Each line below must be set down exactly; omit any image you find.

— DATASET EXCERPTS —
+---+

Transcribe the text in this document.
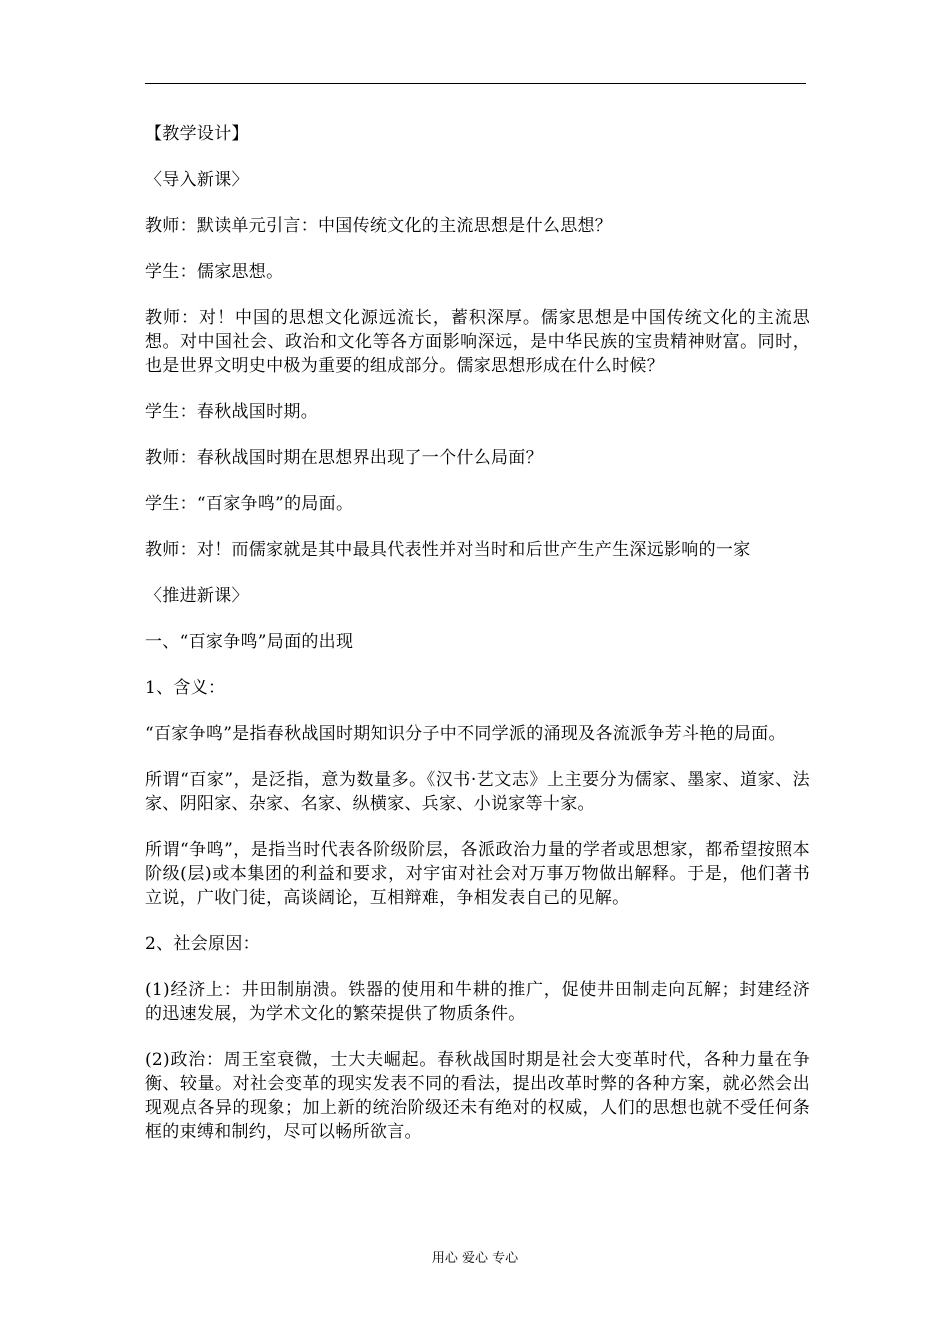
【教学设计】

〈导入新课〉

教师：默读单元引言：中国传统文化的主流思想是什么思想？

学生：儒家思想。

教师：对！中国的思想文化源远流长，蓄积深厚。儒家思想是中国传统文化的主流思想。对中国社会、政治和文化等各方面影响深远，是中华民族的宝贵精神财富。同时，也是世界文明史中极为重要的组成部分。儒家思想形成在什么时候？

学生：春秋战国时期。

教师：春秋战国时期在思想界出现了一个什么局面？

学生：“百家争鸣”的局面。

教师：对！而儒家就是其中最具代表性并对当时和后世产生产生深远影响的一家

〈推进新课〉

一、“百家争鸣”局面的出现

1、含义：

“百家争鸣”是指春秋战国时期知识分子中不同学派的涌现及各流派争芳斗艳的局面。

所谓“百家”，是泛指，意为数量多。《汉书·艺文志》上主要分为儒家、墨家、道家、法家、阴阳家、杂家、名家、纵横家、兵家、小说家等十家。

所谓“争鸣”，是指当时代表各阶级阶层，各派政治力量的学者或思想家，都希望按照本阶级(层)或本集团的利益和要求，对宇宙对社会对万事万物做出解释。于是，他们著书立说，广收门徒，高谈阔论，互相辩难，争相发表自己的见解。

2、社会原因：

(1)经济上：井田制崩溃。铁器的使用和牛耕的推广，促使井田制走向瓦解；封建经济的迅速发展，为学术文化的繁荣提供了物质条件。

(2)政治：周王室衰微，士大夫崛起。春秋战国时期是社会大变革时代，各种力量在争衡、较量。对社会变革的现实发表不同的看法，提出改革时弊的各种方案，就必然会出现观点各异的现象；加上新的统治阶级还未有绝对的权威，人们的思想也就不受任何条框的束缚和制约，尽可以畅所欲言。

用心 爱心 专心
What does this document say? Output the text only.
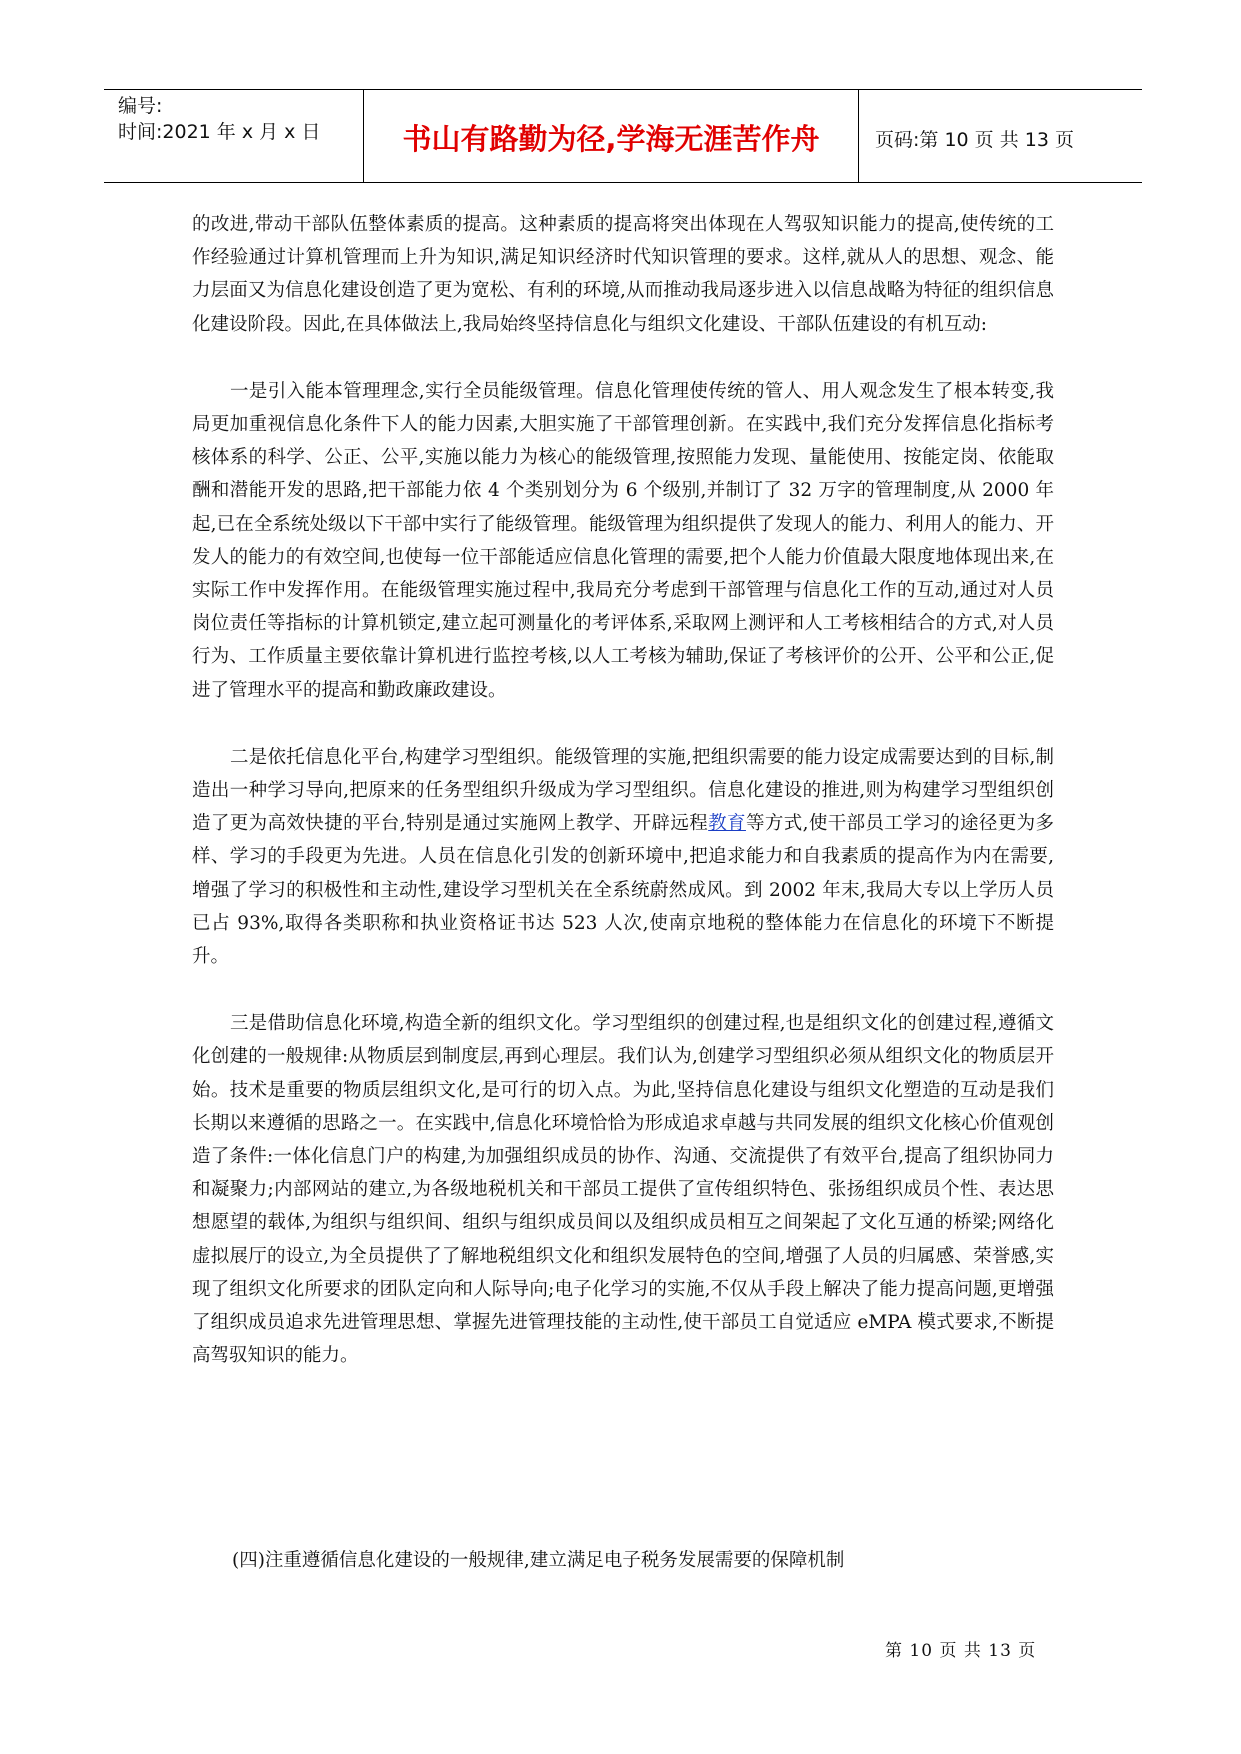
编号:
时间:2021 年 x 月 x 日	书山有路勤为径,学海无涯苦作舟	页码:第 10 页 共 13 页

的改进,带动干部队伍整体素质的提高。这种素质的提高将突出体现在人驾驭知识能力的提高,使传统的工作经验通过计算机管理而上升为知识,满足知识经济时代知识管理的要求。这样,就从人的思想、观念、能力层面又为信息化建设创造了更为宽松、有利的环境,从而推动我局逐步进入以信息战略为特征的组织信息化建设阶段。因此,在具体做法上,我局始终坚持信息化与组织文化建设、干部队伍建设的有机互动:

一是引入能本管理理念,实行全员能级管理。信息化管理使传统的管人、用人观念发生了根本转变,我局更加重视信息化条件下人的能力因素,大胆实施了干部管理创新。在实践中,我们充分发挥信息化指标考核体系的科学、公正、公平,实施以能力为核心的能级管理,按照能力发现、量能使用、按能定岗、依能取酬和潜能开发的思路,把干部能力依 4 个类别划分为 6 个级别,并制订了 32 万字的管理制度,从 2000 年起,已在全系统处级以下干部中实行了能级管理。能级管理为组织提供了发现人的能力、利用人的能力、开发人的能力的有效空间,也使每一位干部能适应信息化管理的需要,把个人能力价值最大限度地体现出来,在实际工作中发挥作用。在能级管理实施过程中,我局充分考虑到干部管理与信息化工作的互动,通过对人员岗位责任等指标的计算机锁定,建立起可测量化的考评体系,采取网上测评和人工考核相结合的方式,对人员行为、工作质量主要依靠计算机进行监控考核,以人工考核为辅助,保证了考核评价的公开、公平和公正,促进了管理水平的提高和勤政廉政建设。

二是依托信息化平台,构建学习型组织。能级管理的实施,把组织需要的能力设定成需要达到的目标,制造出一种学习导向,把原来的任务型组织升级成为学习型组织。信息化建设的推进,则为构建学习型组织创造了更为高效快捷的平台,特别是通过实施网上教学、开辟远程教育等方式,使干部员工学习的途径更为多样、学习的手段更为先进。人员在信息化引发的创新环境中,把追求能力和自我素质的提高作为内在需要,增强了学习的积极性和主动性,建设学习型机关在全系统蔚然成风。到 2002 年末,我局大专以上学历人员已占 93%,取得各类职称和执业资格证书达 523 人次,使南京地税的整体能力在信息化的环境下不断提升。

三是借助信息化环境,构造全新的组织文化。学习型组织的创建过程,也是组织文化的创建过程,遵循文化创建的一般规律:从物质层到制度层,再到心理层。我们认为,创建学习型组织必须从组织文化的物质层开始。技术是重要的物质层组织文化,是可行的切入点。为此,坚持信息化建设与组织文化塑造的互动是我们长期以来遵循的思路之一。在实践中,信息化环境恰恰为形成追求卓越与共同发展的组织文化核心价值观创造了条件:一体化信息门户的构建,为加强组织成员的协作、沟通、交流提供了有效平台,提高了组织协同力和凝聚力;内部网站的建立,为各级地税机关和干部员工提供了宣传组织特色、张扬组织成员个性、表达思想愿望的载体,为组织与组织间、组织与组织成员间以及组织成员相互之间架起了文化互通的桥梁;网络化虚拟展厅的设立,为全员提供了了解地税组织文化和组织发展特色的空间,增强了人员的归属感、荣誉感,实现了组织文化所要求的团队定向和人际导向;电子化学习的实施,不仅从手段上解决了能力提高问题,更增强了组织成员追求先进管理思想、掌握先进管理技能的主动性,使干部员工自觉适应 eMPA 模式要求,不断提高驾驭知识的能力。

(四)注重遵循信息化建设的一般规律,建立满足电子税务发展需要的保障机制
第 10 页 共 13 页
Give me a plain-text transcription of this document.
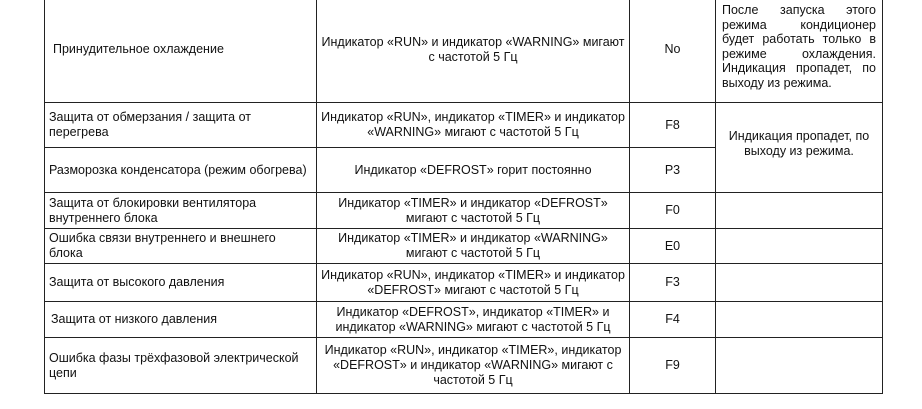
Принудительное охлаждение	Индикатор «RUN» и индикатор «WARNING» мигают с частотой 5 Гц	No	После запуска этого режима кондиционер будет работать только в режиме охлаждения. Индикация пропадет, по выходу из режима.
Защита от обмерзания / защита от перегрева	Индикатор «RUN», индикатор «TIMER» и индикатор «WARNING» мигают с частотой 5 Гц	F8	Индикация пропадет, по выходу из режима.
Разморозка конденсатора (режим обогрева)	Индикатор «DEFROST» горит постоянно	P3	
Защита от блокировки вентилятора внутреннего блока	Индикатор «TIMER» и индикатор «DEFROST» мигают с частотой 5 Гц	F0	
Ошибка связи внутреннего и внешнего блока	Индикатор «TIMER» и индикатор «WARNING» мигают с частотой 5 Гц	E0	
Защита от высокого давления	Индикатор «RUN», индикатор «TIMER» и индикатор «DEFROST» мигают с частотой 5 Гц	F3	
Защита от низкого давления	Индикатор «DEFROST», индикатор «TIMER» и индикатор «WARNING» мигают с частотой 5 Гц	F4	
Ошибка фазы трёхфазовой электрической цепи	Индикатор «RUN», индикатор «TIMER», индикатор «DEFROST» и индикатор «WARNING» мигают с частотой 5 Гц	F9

+---+

— OUTPUT FOR THIS TASK —
Transcribe the text in this document.
【教学设计】

〈导入新课〉

教师：默读单元引言：中国传统文化的主流思想是什么思想？

学生：儒家思想。

教师：对！中国的思想文化源远流长，蓄积深厚。儒家思想是中国传统文化的主流思想。对中国社会、政治和文化等各方面影响深远，是中华民族的宝贵精神财富。同时，也是世界文明史中极为重要的组成部分。儒家思想形成在什么时候？

学生：春秋战国时期。

教师：春秋战国时期在思想界出现了一个什么局面？

学生：“百家争鸣”的局面。

教师：对！而儒家就是其中最具代表性并对当时和后世产生产生深远影响的一家

〈推进新课〉

一、“百家争鸣”局面的出现

1、含义：

“百家争鸣”是指春秋战国时期知识分子中不同学派的涌现及各流派争芳斗艳的局面。

所谓“百家”，是泛指，意为数量多。《汉书·艺文志》上主要分为儒家、墨家、道家、法家、阴阳家、杂家、名家、纵横家、兵家、小说家等十家。

所谓“争鸣”，是指当时代表各阶级阶层，各派政治力量的学者或思想家，都希望按照本阶级(层)或本集团的利益和要求，对宇宙对社会对万事万物做出解释。于是，他们著书立说，广收门徒，高谈阔论，互相辩难，争相发表自己的见解。

2、社会原因：

(1)经济上：井田制崩溃。铁器的使用和牛耕的推广，促使井田制走向瓦解；封建经济的迅速发展，为学术文化的繁荣提供了物质条件。

(2)政治：周王室衰微，士大夫崛起。春秋战国时期是社会大变革时代，各种力量在争衡、较量。对社会变革的现实发表不同的看法，提出改革时弊的各种方案，就必然会出现观点各异的现象；加上新的统治阶级还未有绝对的权威，人们的思想也就不受任何条框的束缚和制约，尽可以畅所欲言。

用心 爱心 专心
What does this document say? Output the text only.
编号:
时间:2021 年 x 月 x 日	书山有路勤为径,学海无涯苦作舟	页码:第 10 页 共 13 页

的改进,带动干部队伍整体素质的提高。这种素质的提高将突出体现在人驾驭知识能力的提高,使传统的工作经验通过计算机管理而上升为知识,满足知识经济时代知识管理的要求。这样,就从人的思想、观念、能力层面又为信息化建设创造了更为宽松、有利的环境,从而推动我局逐步进入以信息战略为特征的组织信息化建设阶段。因此,在具体做法上,我局始终坚持信息化与组织文化建设、干部队伍建设的有机互动:

一是引入能本管理理念,实行全员能级管理。信息化管理使传统的管人、用人观念发生了根本转变,我局更加重视信息化条件下人的能力因素,大胆实施了干部管理创新。在实践中,我们充分发挥信息化指标考核体系的科学、公正、公平,实施以能力为核心的能级管理,按照能力发现、量能使用、按能定岗、依能取酬和潜能开发的思路,把干部能力依 4 个类别划分为 6 个级别,并制订了 32 万字的管理制度,从 2000 年起,已在全系统处级以下干部中实行了能级管理。能级管理为组织提供了发现人的能力、利用人的能力、开发人的能力的有效空间,也使每一位干部能适应信息化管理的需要,把个人能力价值最大限度地体现出来,在实际工作中发挥作用。在能级管理实施过程中,我局充分考虑到干部管理与信息化工作的互动,通过对人员岗位责任等指标的计算机锁定,建立起可测量化的考评体系,采取网上测评和人工考核相结合的方式,对人员行为、工作质量主要依靠计算机进行监控考核,以人工考核为辅助,保证了考核评价的公开、公平和公正,促进了管理水平的提高和勤政廉政建设。

二是依托信息化平台,构建学习型组织。能级管理的实施,把组织需要的能力设定成需要达到的目标,制造出一种学习导向,把原来的任务型组织升级成为学习型组织。信息化建设的推进,则为构建学习型组织创造了更为高效快捷的平台,特别是通过实施网上教学、开辟远程教育等方式,使干部员工学习的途径更为多样、学习的手段更为先进。人员在信息化引发的创新环境中,把追求能力和自我素质的提高作为内在需要,增强了学习的积极性和主动性,建设学习型机关在全系统蔚然成风。到 2002 年末,我局大专以上学历人员已占 93%,取得各类职称和执业资格证书达 523 人次,使南京地税的整体能力在信息化的环境下不断提升。

三是借助信息化环境,构造全新的组织文化。学习型组织的创建过程,也是组织文化的创建过程,遵循文化创建的一般规律:从物质层到制度层,再到心理层。我们认为,创建学习型组织必须从组织文化的物质层开始。技术是重要的物质层组织文化,是可行的切入点。为此,坚持信息化建设与组织文化塑造的互动是我们长期以来遵循的思路之一。在实践中,信息化环境恰恰为形成追求卓越与共同发展的组织文化核心价值观创造了条件:一体化信息门户的构建,为加强组织成员的协作、沟通、交流提供了有效平台,提高了组织协同力和凝聚力;内部网站的建立,为各级地税机关和干部员工提供了宣传组织特色、张扬组织成员个性、表达思想愿望的载体,为组织与组织间、组织与组织成员间以及组织成员相互之间架起了文化互通的桥梁;网络化虚拟展厅的设立,为全员提供了了解地税组织文化和组织发展特色的空间,增强了人员的归属感、荣誉感,实现了组织文化所要求的团队定向和人际导向;电子化学习的实施,不仅从手段上解决了能力提高问题,更增强了组织成员追求先进管理思想、掌握先进管理技能的主动性,使干部员工自觉适应 eMPA 模式要求,不断提高驾驭知识的能力。

(四)注重遵循信息化建设的一般规律,建立满足电子税务发展需要的保障机制
第 10 页 共 13 页
Give me a plain-text transcription of this document.
Принудительное охлаждение	Индикатор «RUN» и индикатор «WARNING» мигают с частотой 5 Гц	No	После запуска этого режима кондиционер будет работать только в режиме охлаждения. Индикация пропадет, по выходу из режима.
Защита от обмерзания / защита от перегрева	Индикатор «RUN», индикатор «TIMER» и индикатор «WARNING» мигают с частотой 5 Гц	F8	Индикация пропадет, по выходу из режима.
Разморозка конденсатора (режим обогрева)	Индикатор «DEFROST» горит постоянно	P3	
Защита от блокировки вентилятора внутреннего блока	Индикатор «TIMER» и индикатор «DEFROST» мигают с частотой 5 Гц	F0	
Ошибка связи внутреннего и внешнего блока	Индикатор «TIMER» и индикатор «WARNING» мигают с частотой 5 Гц	E0	
Защита от высокого давления	Индикатор «RUN», индикатор «TIMER» и индикатор «DEFROST» мигают с частотой 5 Гц	F3	
Защита от низкого давления	Индикатор «DEFROST», индикатор «TIMER» и индикатор «WARNING» мигают с частотой 5 Гц	F4	
Ошибка фазы трёхфазовой электрической цепи	Индикатор «RUN», индикатор «TIMER», индикатор «DEFROST» и индикатор «WARNING» мигают с частотой 5 Гц	F9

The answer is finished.